▸ **Goal**: Copy all lines that contain the word "Scores".

[Data items]

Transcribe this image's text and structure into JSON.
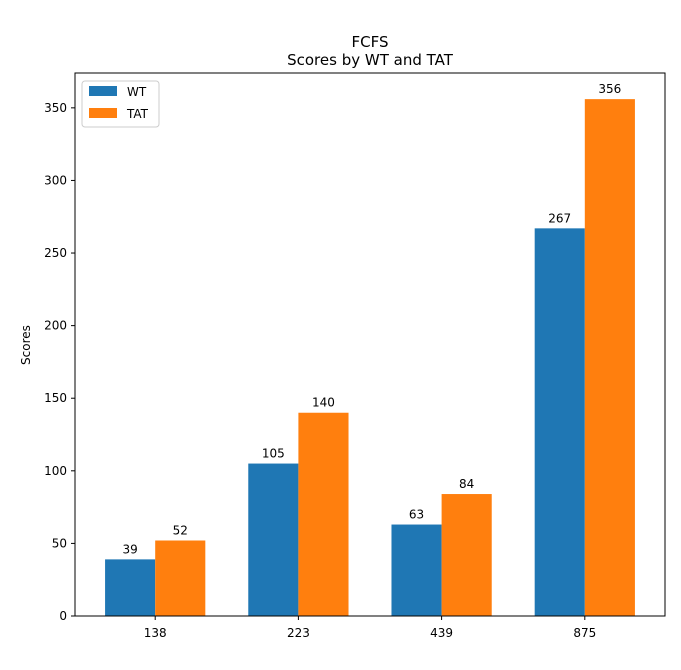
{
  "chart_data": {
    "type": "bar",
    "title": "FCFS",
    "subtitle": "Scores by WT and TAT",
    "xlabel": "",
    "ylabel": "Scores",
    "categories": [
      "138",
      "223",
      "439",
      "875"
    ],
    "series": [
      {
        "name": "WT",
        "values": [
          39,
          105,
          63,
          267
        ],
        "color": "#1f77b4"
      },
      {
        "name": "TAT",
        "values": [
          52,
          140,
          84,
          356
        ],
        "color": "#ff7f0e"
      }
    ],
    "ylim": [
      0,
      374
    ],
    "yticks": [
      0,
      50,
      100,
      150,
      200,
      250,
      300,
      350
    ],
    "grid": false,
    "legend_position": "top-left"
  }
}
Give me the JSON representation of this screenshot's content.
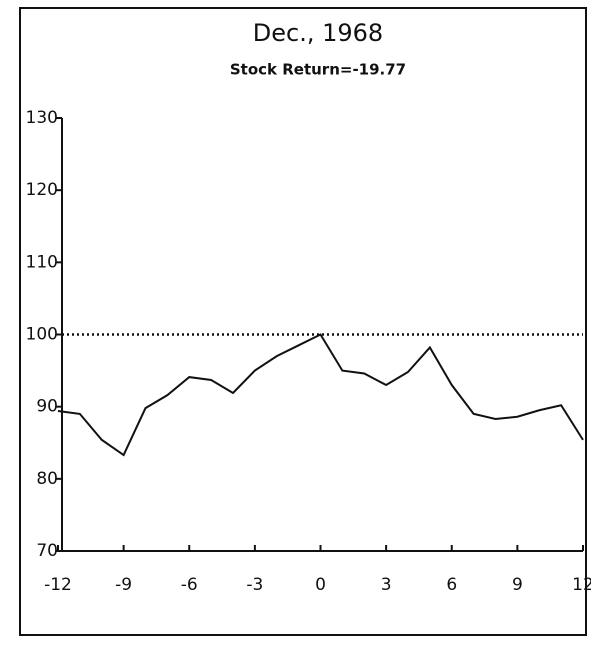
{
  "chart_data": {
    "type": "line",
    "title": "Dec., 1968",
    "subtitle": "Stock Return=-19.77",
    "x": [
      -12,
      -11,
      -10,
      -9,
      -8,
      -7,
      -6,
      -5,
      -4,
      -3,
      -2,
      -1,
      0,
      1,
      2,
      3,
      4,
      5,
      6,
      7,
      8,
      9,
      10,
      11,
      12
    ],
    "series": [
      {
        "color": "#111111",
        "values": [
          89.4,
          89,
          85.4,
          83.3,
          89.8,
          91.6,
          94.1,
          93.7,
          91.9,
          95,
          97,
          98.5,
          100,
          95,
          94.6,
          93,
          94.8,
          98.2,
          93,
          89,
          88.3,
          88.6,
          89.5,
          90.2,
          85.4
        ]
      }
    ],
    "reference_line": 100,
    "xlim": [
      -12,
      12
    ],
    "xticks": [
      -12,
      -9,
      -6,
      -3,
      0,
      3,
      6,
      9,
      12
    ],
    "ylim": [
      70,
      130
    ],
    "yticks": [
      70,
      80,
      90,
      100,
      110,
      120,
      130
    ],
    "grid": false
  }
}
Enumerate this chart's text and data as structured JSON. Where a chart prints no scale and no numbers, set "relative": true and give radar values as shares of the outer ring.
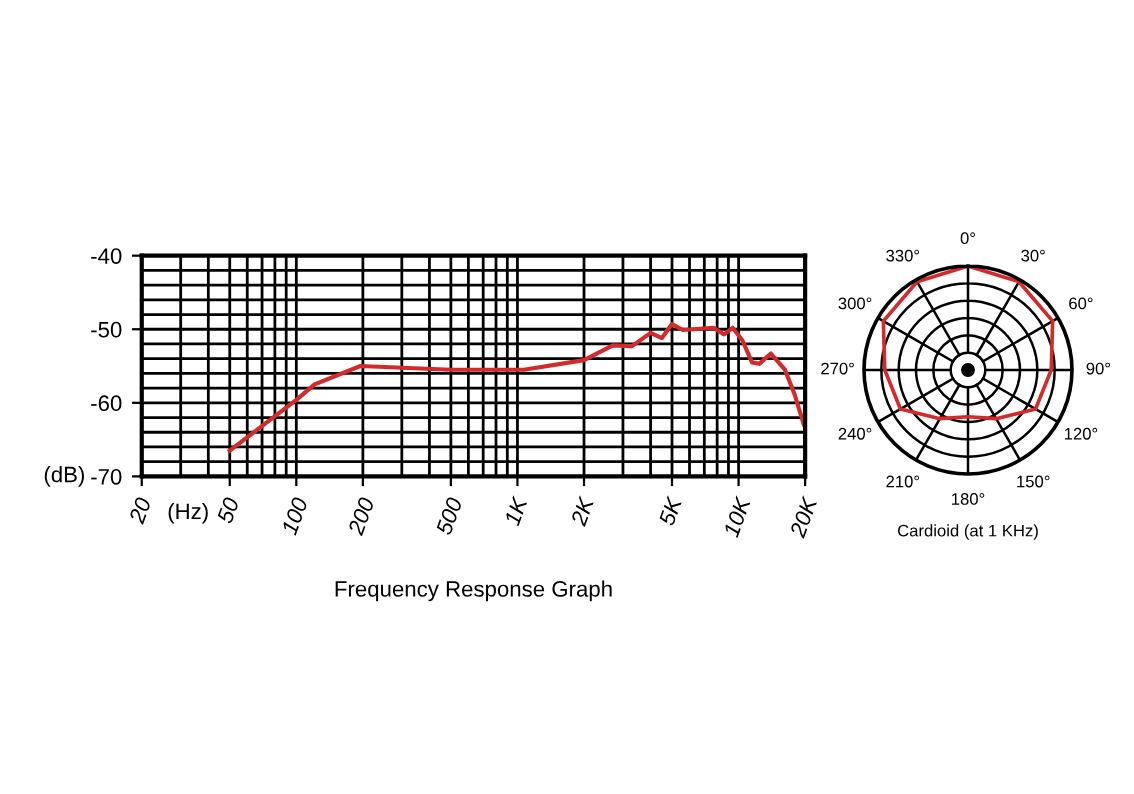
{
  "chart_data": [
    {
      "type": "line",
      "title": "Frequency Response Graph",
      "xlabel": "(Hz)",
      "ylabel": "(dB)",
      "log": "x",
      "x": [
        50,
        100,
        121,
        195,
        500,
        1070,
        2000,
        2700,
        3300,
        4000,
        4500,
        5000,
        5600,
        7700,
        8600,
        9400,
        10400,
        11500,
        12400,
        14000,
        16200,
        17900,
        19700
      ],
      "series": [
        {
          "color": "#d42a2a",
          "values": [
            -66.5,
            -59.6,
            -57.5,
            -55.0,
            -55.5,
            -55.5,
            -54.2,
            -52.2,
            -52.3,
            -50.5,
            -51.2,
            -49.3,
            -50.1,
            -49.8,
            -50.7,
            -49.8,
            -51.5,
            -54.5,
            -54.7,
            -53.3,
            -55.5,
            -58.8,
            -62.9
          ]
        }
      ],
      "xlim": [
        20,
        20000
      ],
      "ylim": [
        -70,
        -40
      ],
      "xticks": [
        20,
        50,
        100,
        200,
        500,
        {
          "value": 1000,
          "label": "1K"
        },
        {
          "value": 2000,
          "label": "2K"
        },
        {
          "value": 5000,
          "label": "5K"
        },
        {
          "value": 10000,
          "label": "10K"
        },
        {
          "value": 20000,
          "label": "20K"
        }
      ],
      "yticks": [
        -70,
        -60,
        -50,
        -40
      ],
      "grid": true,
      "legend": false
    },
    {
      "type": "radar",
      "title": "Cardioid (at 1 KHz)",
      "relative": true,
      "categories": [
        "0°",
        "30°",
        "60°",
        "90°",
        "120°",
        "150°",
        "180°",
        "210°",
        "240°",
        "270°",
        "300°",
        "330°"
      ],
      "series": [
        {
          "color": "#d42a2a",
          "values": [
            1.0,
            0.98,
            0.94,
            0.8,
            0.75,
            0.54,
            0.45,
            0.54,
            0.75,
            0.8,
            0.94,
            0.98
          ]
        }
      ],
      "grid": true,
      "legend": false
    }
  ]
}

▸ **Written answer**:
    "subtitle": "Scores by WT and TAT",
    "ylabel": "Scores",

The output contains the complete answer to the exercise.